• [Supplied records]
━━━━━━━━━━━━━━━━━━━━━━━━━━━━━━

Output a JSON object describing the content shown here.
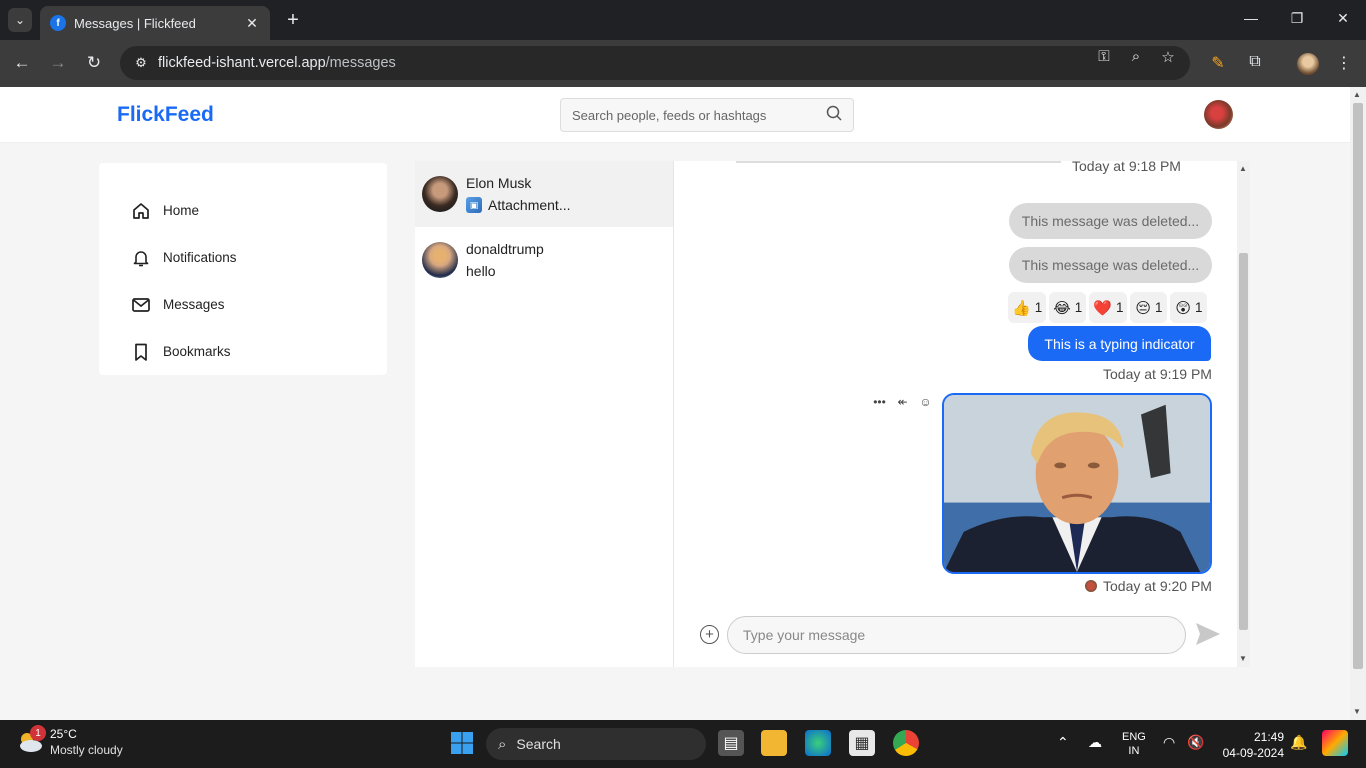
{
  "browser": {
    "tab_title": "Messages | Flickfeed",
    "favicon_letter": "f",
    "url_domain": "flickfeed-ishant.vercel.app",
    "url_path": "/messages"
  },
  "app": {
    "logo": "FlickFeed",
    "search_placeholder": "Search people, feeds or hashtags",
    "brand_color": "#1a6af5"
  },
  "sidebar": {
    "items": [
      {
        "label": "Home",
        "icon": "home-icon"
      },
      {
        "label": "Notifications",
        "icon": "bell-icon"
      },
      {
        "label": "Messages",
        "icon": "mail-icon"
      },
      {
        "label": "Bookmarks",
        "icon": "bookmark-icon"
      }
    ]
  },
  "conversations": [
    {
      "name": "Elon Musk",
      "preview": "Attachment...",
      "active": true
    },
    {
      "name": "donaldtrump",
      "preview": "hello",
      "active": false
    }
  ],
  "chat": {
    "top_timestamp": "Today at 9:18 PM",
    "deleted_1": "This message was deleted...",
    "deleted_2": "This message was deleted...",
    "reactions": [
      {
        "emoji": "👍",
        "count": "1"
      },
      {
        "emoji": "😂",
        "count": "1"
      },
      {
        "emoji": "❤️",
        "count": "1"
      },
      {
        "emoji": "😔",
        "count": "1"
      },
      {
        "emoji": "😲",
        "count": "1"
      }
    ],
    "typing_message": "This is a typing indicator",
    "typing_timestamp": "Today at 9:19 PM",
    "image_timestamp": "Today at 9:20 PM",
    "compose_placeholder": "Type your message"
  },
  "taskbar": {
    "weather_temp": "25°C",
    "weather_desc": "Mostly cloudy",
    "weather_badge": "1",
    "search_label": "Search",
    "lang_1": "ENG",
    "lang_2": "IN",
    "time": "21:49",
    "date": "04-09-2024"
  }
}
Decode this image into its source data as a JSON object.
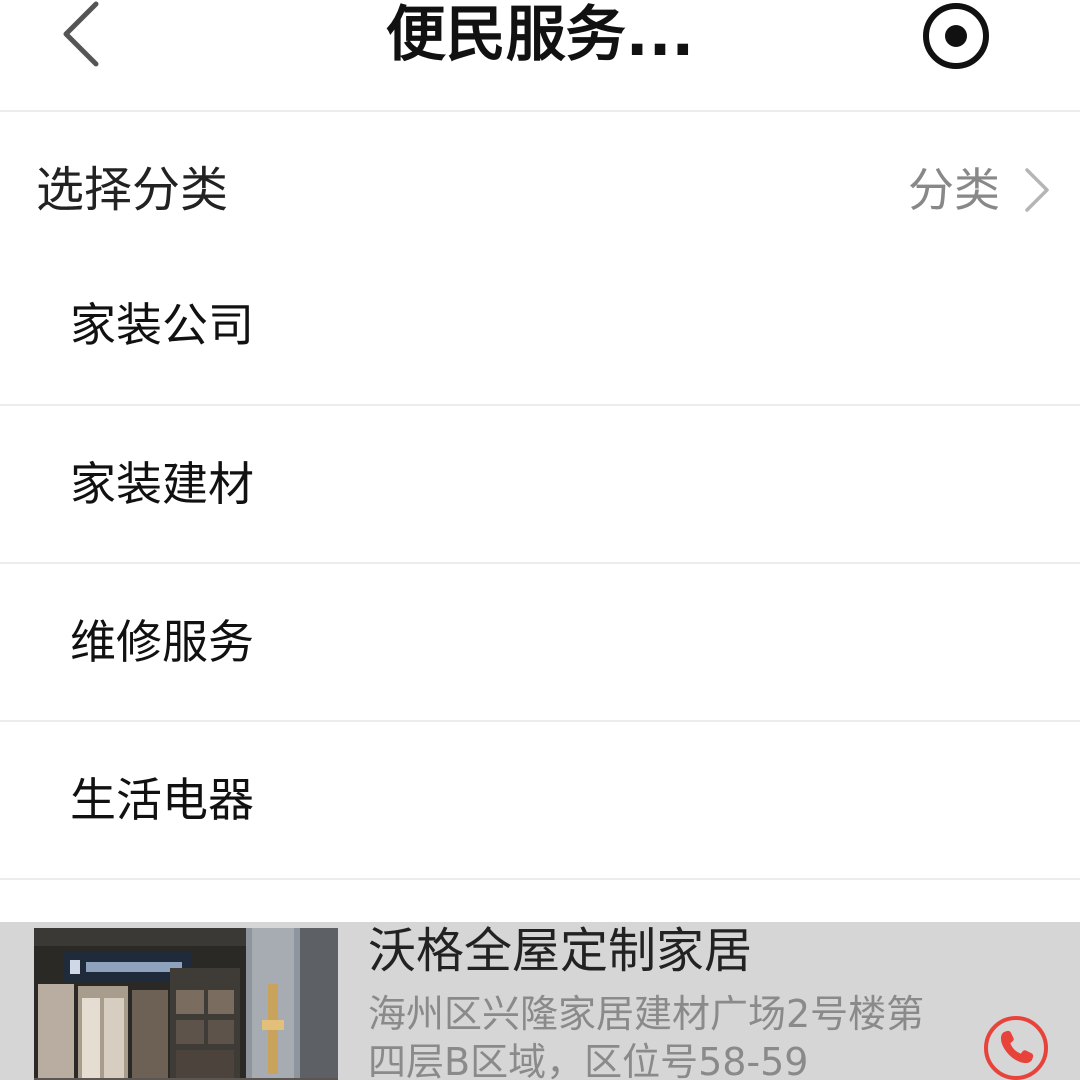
{
  "header": {
    "title": "便民服务...",
    "back_icon": "chevron-left-icon",
    "record_icon": "record-target-icon"
  },
  "category": {
    "title": "选择分类",
    "link_label": "分类",
    "link_icon": "chevron-right-icon"
  },
  "list": {
    "items": [
      {
        "label": "家装公司"
      },
      {
        "label": "家装建材"
      },
      {
        "label": "维修服务"
      },
      {
        "label": "生活电器"
      }
    ]
  },
  "shop": {
    "name": "沃格全屋定制家居",
    "address": "海州区兴隆家居建材广场2号楼第四层B区域，区位号58-59",
    "phone_icon": "phone-icon",
    "phone_color": "#e8433b"
  }
}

━━━━━━━━━━━━━━━━━━━━━━━━━━━━━━

• [What you have to do] Leave out the pictures and restate everything else word for word.

• [Answer to this problem]
Output a JSON object describing the content shown here.
{
  "browser": {
    "tab_title": "Messages | Flickfeed",
    "favicon_letter": "f",
    "url_domain": "flickfeed-ishant.vercel.app",
    "url_path": "/messages"
  },
  "app": {
    "logo": "FlickFeed",
    "search_placeholder": "Search people, feeds or hashtags",
    "brand_color": "#1a6af5"
  },
  "sidebar": {
    "items": [
      {
        "label": "Home",
        "icon": "home-icon"
      },
      {
        "label": "Notifications",
        "icon": "bell-icon"
      },
      {
        "label": "Messages",
        "icon": "mail-icon"
      },
      {
        "label": "Bookmarks",
        "icon": "bookmark-icon"
      }
    ]
  },
  "conversations": [
    {
      "name": "Elon Musk",
      "preview": "Attachment...",
      "active": true
    },
    {
      "name": "donaldtrump",
      "preview": "hello",
      "active": false
    }
  ],
  "chat": {
    "top_timestamp": "Today at 9:18 PM",
    "deleted_1": "This message was deleted...",
    "deleted_2": "This message was deleted...",
    "reactions": [
      {
        "emoji": "👍",
        "count": "1"
      },
      {
        "emoji": "😂",
        "count": "1"
      },
      {
        "emoji": "❤️",
        "count": "1"
      },
      {
        "emoji": "😔",
        "count": "1"
      },
      {
        "emoji": "😲",
        "count": "1"
      }
    ],
    "typing_message": "This is a typing indicator",
    "typing_timestamp": "Today at 9:19 PM",
    "image_timestamp": "Today at 9:20 PM",
    "compose_placeholder": "Type your message"
  },
  "taskbar": {
    "weather_temp": "25°C",
    "weather_desc": "Mostly cloudy",
    "weather_badge": "1",
    "search_label": "Search",
    "lang_1": "ENG",
    "lang_2": "IN",
    "time": "21:49",
    "date": "04-09-2024"
  }
}
Decode this image into its source data as a JSON object.
{
  "header": {
    "title": "便民服务...",
    "back_icon": "chevron-left-icon",
    "record_icon": "record-target-icon"
  },
  "category": {
    "title": "选择分类",
    "link_label": "分类",
    "link_icon": "chevron-right-icon"
  },
  "list": {
    "items": [
      {
        "label": "家装公司"
      },
      {
        "label": "家装建材"
      },
      {
        "label": "维修服务"
      },
      {
        "label": "生活电器"
      }
    ]
  },
  "shop": {
    "name": "沃格全屋定制家居",
    "address": "海州区兴隆家居建材广场2号楼第四层B区域，区位号58-59",
    "phone_icon": "phone-icon",
    "phone_color": "#e8433b"
  }
}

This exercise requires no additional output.